### Task details
Report each line of the entries below that includes "name".

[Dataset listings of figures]
----------------------------------------

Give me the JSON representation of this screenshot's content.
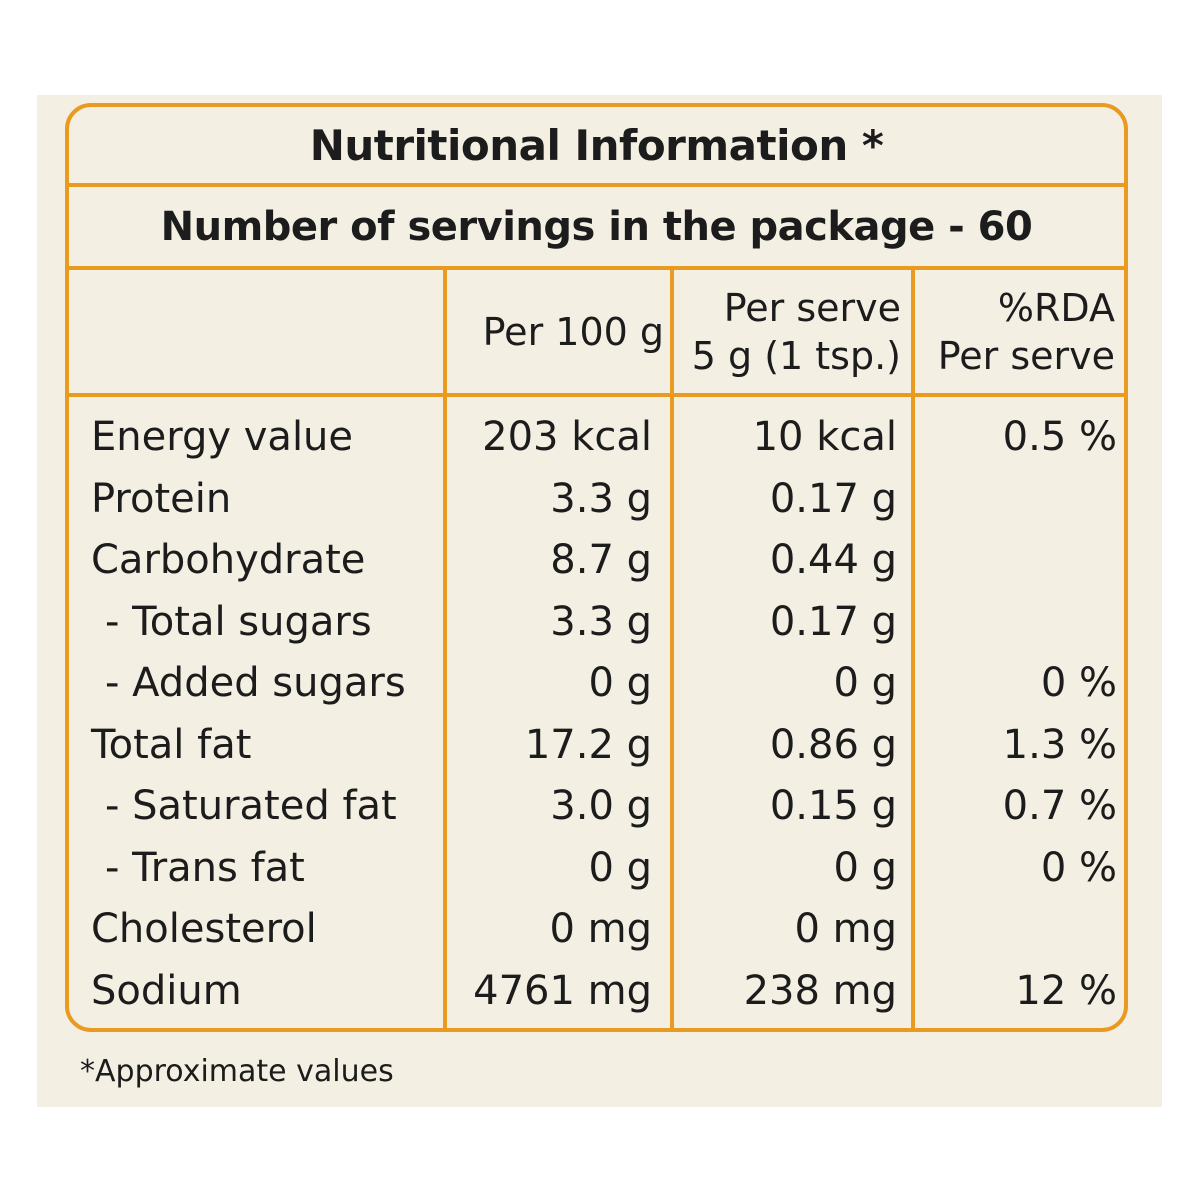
{
  "title": "Nutritional Information *",
  "servings": "Number of servings in the package - 60",
  "columns": {
    "per100_label": "Per 100 g",
    "perserve_line1": "Per serve",
    "perserve_line2": "5 g (1 tsp.)",
    "rda_line1": "%RDA",
    "rda_line2": "Per serve"
  },
  "rows": [
    {
      "name": "Energy value",
      "per100": "203 kcal",
      "perserve": "10 kcal",
      "rda": "0.5 %"
    },
    {
      "name": "Protein",
      "per100": "3.3 g",
      "perserve": "0.17 g",
      "rda": ""
    },
    {
      "name": "Carbohydrate",
      "per100": "8.7 g",
      "perserve": "0.44 g",
      "rda": ""
    },
    {
      "name": "- Total sugars",
      "per100": "3.3 g",
      "perserve": "0.17 g",
      "rda": ""
    },
    {
      "name": "- Added sugars",
      "per100": "0 g",
      "perserve": "0 g",
      "rda": "0 %"
    },
    {
      "name": "Total fat",
      "per100": "17.2 g",
      "perserve": "0.86 g",
      "rda": "1.3 %"
    },
    {
      "name": "- Saturated fat",
      "per100": "3.0 g",
      "perserve": "0.15 g",
      "rda": "0.7 %"
    },
    {
      "name": "- Trans fat",
      "per100": "0 g",
      "perserve": "0 g",
      "rda": "0 %"
    },
    {
      "name": "Cholesterol",
      "per100": "0 mg",
      "perserve": "0 mg",
      "rda": ""
    },
    {
      "name": "Sodium",
      "per100": "4761 mg",
      "perserve": "238 mg",
      "rda": "12 %"
    }
  ],
  "footnote": "*Approximate values",
  "colors": {
    "border": "#e99a1f",
    "background": "#f3efe3",
    "text": "#1c1c1c"
  }
}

----------------------------------------

### Answer to this task
      "name": "Energy value",
      "name": "Protein",
      "name": "Carbohydrate",
      "name": "- Total sugars",
      "name": "- Added sugars",
      "name": "Total fat",
      "name": "- Saturated fat",
      "name": "- Trans fat",
      "name": "Cholesterol",
      "name": "Sodium",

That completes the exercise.